▶ **Short task 1**:
Duplicate the passage of the article on the 1979 UFO incident that opens with the words containing "The bronze patrol" and closes with "in the museum.".

Bauer believes Johnson's account of the event because Johnson was a trustworthy, solid guy who obviously had encountered something that visibly shook him up, Bauer said.

"Those people who would doubt, you can't doubt this," he said.

Chris Rutkowski, a Winnipeg science writer who specializes in UFO sightings, told the crowd at the museum that when he was investigating the incident in 1979 everyone he questioned believed Johnson's recounting of the incident.

"My feeling is that whatever happened is strange and unknown," Rutkowski said. "If it's aliens or not is a question."

For several weeks after the August 1979 UFO incident, people around the world were calling the sheriff's department to ask about the UFO incident or to tell about their own encounters, Bauer said. Meanwhile, an executive from Ford Motor Co. came to inspect the damage to the patrol car.

"I remember him telling that whatever it was, came through the windshield and came back out again," Bauer said.

The bronze patrol car, damage still intact, was on display in the center of the Marshall County Historical Society Museum during this week's anniversary program. The car remains the museum's single largest attraction and draws visitors from across the United States there weekly.

Former Marshall County Sheriff Dennis Brekke deserves recognition for urging the Marshall County commissioners at the time not to have the car repaired after the UFO incident, said Kent Broten, Marshall County Historical Society president.

"He saved it," Broten said.

This week, the County Commission gave the Historical Society the car title so it will have a permanent home in the museum.

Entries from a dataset
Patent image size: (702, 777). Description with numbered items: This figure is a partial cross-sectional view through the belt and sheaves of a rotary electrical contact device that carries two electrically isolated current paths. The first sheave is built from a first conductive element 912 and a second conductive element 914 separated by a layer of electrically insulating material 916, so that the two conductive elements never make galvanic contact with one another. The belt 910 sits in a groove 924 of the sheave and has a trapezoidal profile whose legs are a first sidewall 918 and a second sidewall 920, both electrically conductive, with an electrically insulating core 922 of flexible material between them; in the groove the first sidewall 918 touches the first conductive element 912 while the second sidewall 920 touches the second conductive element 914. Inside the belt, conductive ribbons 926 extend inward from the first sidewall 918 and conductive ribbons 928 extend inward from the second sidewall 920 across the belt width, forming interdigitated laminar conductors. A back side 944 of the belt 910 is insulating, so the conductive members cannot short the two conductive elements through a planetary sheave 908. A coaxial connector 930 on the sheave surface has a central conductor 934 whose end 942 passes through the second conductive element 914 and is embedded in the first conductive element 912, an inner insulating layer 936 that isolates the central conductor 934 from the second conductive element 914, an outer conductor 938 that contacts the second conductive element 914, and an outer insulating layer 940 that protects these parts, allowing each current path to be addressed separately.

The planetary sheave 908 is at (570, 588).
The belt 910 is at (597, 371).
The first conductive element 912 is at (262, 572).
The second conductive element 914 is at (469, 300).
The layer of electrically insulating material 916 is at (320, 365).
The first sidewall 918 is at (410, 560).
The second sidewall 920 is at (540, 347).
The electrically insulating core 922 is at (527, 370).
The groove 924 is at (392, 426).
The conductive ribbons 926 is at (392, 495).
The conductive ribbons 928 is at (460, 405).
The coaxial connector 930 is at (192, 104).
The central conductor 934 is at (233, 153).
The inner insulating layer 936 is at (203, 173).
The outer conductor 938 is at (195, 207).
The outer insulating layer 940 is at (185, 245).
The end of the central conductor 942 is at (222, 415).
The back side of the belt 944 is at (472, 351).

▶ **Short task 2**:
Set down, word for word, the portion of the records that runs from their start through the line containing "The second conductive element 914 is", with both ends included.

▶ **Final answer 1**:
The bronze patrol car, damage still intact, was on display in the center of the Marshall County Historical Society Museum during this week's anniversary program. The car remains the museum's single largest attraction and draws visitors from across the United States there weekly.

Former Marshall County Sheriff Dennis Brekke deserves recognition for urging the Marshall County commissioners at the time not to have the car repaired after the UFO incident, said Kent Broten, Marshall County Historical Society president.

"He saved it," Broten said.

This week, the County Commission gave the Historical Society the car title so it will have a permanent home in the museum.

▶ **Final answer 2**:
Patent image size: (702, 777). Description with numbered items: This figure is a partial cross-sectional view through the belt and sheaves of a rotary electrical contact device that carries two electrically isolated current paths. The first sheave is built from a first conductive element 912 and a second conductive element 914 separated by a layer of electrically insulating material 916, so that the two conductive elements never make galvanic contact with one another. The belt 910 sits in a groove 924 of the sheave and has a trapezoidal profile whose legs are a first sidewall 918 and a second sidewall 920, both electrically conductive, with an electrically insulating core 922 of flexible material between them; in the groove the first sidewall 918 touches the first conductive element 912 while the second sidewall 920 touches the second conductive element 914. Inside the belt, conductive ribbons 926 extend inward from the first sidewall 918 and conductive ribbons 928 extend inward from the second sidewall 920 across the belt width, forming interdigitated laminar conductors. A back side 944 of the belt 910 is insulating, so the conductive members cannot short the two conductive elements through a planetary sheave 908. A coaxial connector 930 on the sheave surface has a central conductor 934 whose end 942 passes through the second conductive element 914 and is embedded in the first conductive element 912, an inner insulating layer 936 that isolates the central conductor 934 from the second conductive element 914, an outer conductor 938 that contacts the second conductive element 914, and an outer insulating layer 940 that protects these parts, allowing each current path to be addressed separately.

The planetary sheave 908 is at (570, 588).
The belt 910 is at (597, 371).
The first conductive element 912 is at (262, 572).
The second conductive element 914 is at (469, 300).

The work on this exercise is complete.